╔══

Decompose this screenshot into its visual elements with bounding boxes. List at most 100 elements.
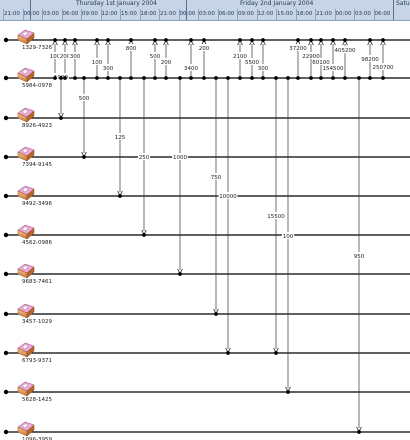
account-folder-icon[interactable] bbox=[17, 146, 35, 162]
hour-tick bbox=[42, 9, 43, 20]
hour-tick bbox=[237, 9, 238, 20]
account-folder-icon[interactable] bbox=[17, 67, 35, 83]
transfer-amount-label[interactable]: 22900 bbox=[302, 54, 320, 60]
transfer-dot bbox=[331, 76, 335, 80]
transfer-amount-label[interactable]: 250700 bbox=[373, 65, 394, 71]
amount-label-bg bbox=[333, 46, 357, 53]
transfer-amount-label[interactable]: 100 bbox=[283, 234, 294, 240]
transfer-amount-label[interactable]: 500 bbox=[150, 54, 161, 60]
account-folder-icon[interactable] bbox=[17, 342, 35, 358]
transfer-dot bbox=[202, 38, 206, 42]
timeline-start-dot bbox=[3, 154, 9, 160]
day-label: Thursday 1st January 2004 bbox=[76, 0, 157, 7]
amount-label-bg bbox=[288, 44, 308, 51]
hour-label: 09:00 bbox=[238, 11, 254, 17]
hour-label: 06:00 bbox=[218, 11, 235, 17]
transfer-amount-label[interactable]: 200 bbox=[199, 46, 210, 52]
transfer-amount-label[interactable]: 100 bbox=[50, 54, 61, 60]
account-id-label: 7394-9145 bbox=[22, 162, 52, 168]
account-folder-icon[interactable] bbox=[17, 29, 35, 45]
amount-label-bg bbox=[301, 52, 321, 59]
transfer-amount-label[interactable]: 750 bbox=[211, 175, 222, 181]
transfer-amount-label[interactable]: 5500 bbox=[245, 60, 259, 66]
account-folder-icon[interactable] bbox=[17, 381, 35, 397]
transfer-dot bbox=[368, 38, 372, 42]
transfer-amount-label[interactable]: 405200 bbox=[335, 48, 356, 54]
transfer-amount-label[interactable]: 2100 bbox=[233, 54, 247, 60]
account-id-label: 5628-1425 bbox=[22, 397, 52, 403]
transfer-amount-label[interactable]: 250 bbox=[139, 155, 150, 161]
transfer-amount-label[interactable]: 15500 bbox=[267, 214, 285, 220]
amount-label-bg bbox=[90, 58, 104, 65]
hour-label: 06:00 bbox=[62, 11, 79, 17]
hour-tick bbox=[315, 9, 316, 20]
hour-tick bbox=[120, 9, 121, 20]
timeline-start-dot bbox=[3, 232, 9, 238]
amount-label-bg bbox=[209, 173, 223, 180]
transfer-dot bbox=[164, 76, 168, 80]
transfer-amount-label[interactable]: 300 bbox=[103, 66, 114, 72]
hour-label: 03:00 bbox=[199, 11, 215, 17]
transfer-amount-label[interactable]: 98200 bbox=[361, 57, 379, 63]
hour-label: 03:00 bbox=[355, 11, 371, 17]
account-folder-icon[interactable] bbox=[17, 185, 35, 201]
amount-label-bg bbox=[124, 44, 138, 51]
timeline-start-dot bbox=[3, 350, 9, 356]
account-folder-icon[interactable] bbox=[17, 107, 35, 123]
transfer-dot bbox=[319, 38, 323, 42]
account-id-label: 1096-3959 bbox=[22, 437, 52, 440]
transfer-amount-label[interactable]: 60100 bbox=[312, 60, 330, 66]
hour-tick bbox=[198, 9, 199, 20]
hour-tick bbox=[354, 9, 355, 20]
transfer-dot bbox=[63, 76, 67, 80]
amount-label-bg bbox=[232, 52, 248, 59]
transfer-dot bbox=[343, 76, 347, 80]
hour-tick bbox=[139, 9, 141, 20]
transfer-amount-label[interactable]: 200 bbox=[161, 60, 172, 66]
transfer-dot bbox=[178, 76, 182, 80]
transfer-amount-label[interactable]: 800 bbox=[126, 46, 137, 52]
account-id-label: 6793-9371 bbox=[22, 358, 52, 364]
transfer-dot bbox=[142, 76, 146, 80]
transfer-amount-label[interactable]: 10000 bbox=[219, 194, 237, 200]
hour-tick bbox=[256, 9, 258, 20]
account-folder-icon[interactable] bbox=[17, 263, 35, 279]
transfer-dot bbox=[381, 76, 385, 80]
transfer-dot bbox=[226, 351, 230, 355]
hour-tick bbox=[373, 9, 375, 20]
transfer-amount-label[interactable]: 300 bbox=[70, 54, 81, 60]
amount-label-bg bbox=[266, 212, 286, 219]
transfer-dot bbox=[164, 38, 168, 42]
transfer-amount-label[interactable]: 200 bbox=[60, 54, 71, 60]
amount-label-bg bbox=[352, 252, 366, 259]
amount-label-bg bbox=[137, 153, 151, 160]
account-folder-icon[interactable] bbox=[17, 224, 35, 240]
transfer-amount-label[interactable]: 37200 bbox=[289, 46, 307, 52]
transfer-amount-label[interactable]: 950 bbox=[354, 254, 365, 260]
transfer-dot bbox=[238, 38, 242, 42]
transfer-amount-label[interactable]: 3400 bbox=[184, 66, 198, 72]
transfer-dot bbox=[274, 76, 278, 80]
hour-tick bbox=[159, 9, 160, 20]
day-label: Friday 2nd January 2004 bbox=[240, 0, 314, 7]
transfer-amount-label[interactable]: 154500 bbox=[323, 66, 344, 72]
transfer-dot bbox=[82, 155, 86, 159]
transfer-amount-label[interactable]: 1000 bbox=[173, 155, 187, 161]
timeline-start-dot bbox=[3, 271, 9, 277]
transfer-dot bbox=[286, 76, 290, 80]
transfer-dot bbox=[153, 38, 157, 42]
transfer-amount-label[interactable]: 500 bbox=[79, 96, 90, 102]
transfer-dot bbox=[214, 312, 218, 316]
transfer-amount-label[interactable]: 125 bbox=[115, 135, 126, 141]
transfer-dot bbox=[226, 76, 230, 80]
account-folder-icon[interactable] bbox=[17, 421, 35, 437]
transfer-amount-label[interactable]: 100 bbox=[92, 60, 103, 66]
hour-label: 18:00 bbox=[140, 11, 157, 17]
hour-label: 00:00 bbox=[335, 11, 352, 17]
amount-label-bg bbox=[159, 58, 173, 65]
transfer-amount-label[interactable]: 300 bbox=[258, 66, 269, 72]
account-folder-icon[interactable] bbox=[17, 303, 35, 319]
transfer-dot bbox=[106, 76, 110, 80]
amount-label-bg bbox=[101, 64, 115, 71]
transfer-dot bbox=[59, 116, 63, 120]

╚══

§ Work to complete
Give every line of the records above as a Markdown table with the columns Row and Line, numbering the rows and leaving out blank lines and pictures.

§ Exercise output
| Row | Line |
|---|---|
| 1 | Decompose this screenshot into its visual elements with bounding boxes. List at most 100 elements. |
| 2 | account-folder-icon[interactable] bbox=[17, 146, 35, 162] |
| 3 | hour-tick bbox=[42, 9, 43, 20] |
| 4 | hour-tick bbox=[237, 9, 238, 20] |
| 5 | account-folder-icon[interactable] bbox=[17, 67, 35, 83] |
| 6 | transfer-amount-label[interactable]: 22900 bbox=[302, 54, 320, 60] |
| 7 | transfer-dot bbox=[331, 76, 335, 80] |
| 8 | transfer-amount-label[interactable]: 250700 bbox=[373, 65, 394, 71] |
| 9 | amount-label-bg bbox=[333, 46, 357, 53] |
| 10 | transfer-amount-label[interactable]: 100 bbox=[283, 234, 294, 240] |
| 11 | transfer-amount-label[interactable]: 500 bbox=[150, 54, 161, 60] |
| 12 | account-folder-icon[interactable] bbox=[17, 342, 35, 358] |
| 13 | transfer-dot bbox=[202, 38, 206, 42] |
| 14 | timeline-start-dot bbox=[3, 154, 9, 160] |
| 15 | day-label: Thursday 1st January 2004 bbox=[76, 0, 157, 7] |
| 16 | amount-label-bg bbox=[288, 44, 308, 51] |
| 17 | hour-label: 09:00 bbox=[238, 11, 254, 17] |
| 18 | hour-label: 06:00 bbox=[218, 11, 235, 17] |
| 19 | transfer-amount-label[interactable]: 200 bbox=[199, 46, 210, 52] |
| 20 | transfer-amount-label[interactable]: 100 bbox=[50, 54, 61, 60] |
| 21 | account-id-label: 7394-9145 bbox=[22, 162, 52, 168] |
| 22 | account-folder-icon[interactable] bbox=[17, 29, 35, 45] |
| 23 | amount-label-bg bbox=[301, 52, 321, 59] |
| 24 | transfer-amount-label[interactable]: 750 bbox=[211, 175, 222, 181] |
| 25 | transfer-amount-label[interactable]: 5500 bbox=[245, 60, 259, 66] |
| 26 | account-folder-icon[interactable] bbox=[17, 381, 35, 397] |
| 27 | transfer-dot bbox=[368, 38, 372, 42] |
| 28 | transfer-amount-label[interactable]: 405200 bbox=[335, 48, 356, 54] |
| 29 | transfer-amount-label[interactable]: 2100 bbox=[233, 54, 247, 60] |
| 30 | account-id-label: 5628-1425 bbox=[22, 397, 52, 403] |
| 31 | transfer-amount-label[interactable]: 250 bbox=[139, 155, 150, 161] |
| 32 | transfer-amount-label[interactable]: 15500 bbox=[267, 214, 285, 220] |
| 33 | amount-label-bg bbox=[90, 58, 104, 65] |
| 34 | hour-label: 06:00 bbox=[62, 11, 79, 17] |
| 35 | hour-tick bbox=[315, 9, 316, 20] |
| 36 | hour-tick bbox=[120, 9, 121, 20] |
| 37 | timeline-start-dot bbox=[3, 232, 9, 238] |
| 38 | amount-label-bg bbox=[209, 173, 223, 180] |
| 39 | transfer-dot bbox=[164, 76, 168, 80] |
| 40 | transfer-amount-label[interactable]: 300 bbox=[103, 66, 114, 72] |
| 41 | hour-label: 03:00 bbox=[199, 11, 215, 17] |
| 42 | transfer-amount-label[interactable]: 98200 bbox=[361, 57, 379, 63] |
| 43 | hour-label: 03:00 bbox=[355, 11, 371, 17] |
| 44 | account-folder-icon[interactable] bbox=[17, 185, 35, 201] |
| 45 | amount-label-bg bbox=[124, 44, 138, 51] |
| 46 | timeline-start-dot bbox=[3, 350, 9, 356] |
| 47 | account-folder-icon[interactable] bbox=[17, 107, 35, 123] |
| 48 | transfer-dot bbox=[319, 38, 323, 42] |
| 49 | account-id-label: 1096-3959 bbox=[22, 437, 52, 440] |
| 50 | transfer-amount-label[interactable]: 60100 bbox=[312, 60, 330, 66] |
| 51 | hour-tick bbox=[198, 9, 199, 20] |
| 52 | hour-tick bbox=[354, 9, 355, 20] |
| 53 | transfer-dot bbox=[63, 76, 67, 80] |
| 54 | amount-label-bg bbox=[232, 52, 248, 59] |
| 55 | transfer-dot bbox=[343, 76, 347, 80] |
| 56 | hour-tick bbox=[139, 9, 141, 20] |
| 57 | transfer-amount-label[interactable]: 200 bbox=[161, 60, 172, 66] |
| 58 | transfer-dot bbox=[178, 76, 182, 80] |
| 59 | transfer-amount-label[interactable]: 800 bbox=[126, 46, 137, 52] |
| 60 | account-id-label: 6793-9371 bbox=[22, 358, 52, 364] |
| 61 | transfer-dot bbox=[142, 76, 146, 80] |
| 62 | transfer-amount-label[interactable]: 10000 bbox=[219, 194, 237, 200] |
| 63 | hour-tick bbox=[256, 9, 258, 20] |
| 64 | account-folder-icon[interactable] bbox=[17, 263, 35, 279] |
| 65 | transfer-dot bbox=[381, 76, 385, 80] |
| 66 | transfer-dot bbox=[226, 351, 230, 355] |
| 67 | hour-tick bbox=[373, 9, 375, 20] |
| 68 | transfer-amount-label[interactable]: 300 bbox=[70, 54, 81, 60] |
| 69 | amount-label-bg bbox=[266, 212, 286, 219] |
| 70 | transfer-dot bbox=[164, 38, 168, 42] |
| 71 | transfer-amount-label[interactable]: 200 bbox=[60, 54, 71, 60] |
| 72 | amount-label-bg bbox=[352, 252, 366, 259] |
| 73 | amount-label-bg bbox=[137, 153, 151, 160] |
| 74 | account-folder-icon[interactable] bbox=[17, 224, 35, 240] |
| 75 | transfer-amount-label[interactable]: 37200 bbox=[289, 46, 307, 52] |
| 76 | transfer-amount-label[interactable]: 950 bbox=[354, 254, 365, 260] |
| 77 | transfer-dot bbox=[238, 38, 242, 42] |
| 78 | transfer-amount-label[interactable]: 3400 bbox=[184, 66, 198, 72] |
| 79 | transfer-dot bbox=[274, 76, 278, 80] |
| 80 | hour-tick bbox=[159, 9, 160, 20] |
| 81 | day-label: Friday 2nd January 2004 bbox=[240, 0, 314, 7] |
| 82 | transfer-amount-label[interactable]: 154500 bbox=[323, 66, 344, 72] |
| 83 | transfer-dot bbox=[82, 155, 86, 159] |
| 84 | transfer-amount-label[interactable]: 1000 bbox=[173, 155, 187, 161] |
| 85 | timeline-start-dot bbox=[3, 271, 9, 277] |
| 86 | transfer-dot bbox=[286, 76, 290, 80] |
| 87 | transfer-dot bbox=[153, 38, 157, 42] |
| 88 | transfer-amount-label[interactable]: 500 bbox=[79, 96, 90, 102] |
| 89 | transfer-dot bbox=[214, 312, 218, 316] |
| 90 | transfer-amount-label[interactable]: 125 bbox=[115, 135, 126, 141] |
| 91 | transfer-dot bbox=[226, 76, 230, 80] |
| 92 | account-folder-icon[interactable] bbox=[17, 421, 35, 437] |
| 93 | transfer-amount-label[interactable]: 100 bbox=[92, 60, 103, 66] |
| 94 | hour-label: 18:00 bbox=[140, 11, 157, 17] |
| 95 | hour-label: 00:00 bbox=[335, 11, 352, 17] |
| 96 | amount-label-bg bbox=[159, 58, 173, 65] |
| 97 | transfer-amount-label[interactable]: 300 bbox=[258, 66, 269, 72] |
| 98 | account-folder-icon[interactable] bbox=[17, 303, 35, 319] |
| 99 | transfer-dot bbox=[106, 76, 110, 80] |
| 100 | amount-label-bg bbox=[101, 64, 115, 71] |
| 101 | transfer-dot bbox=[59, 116, 63, 120] |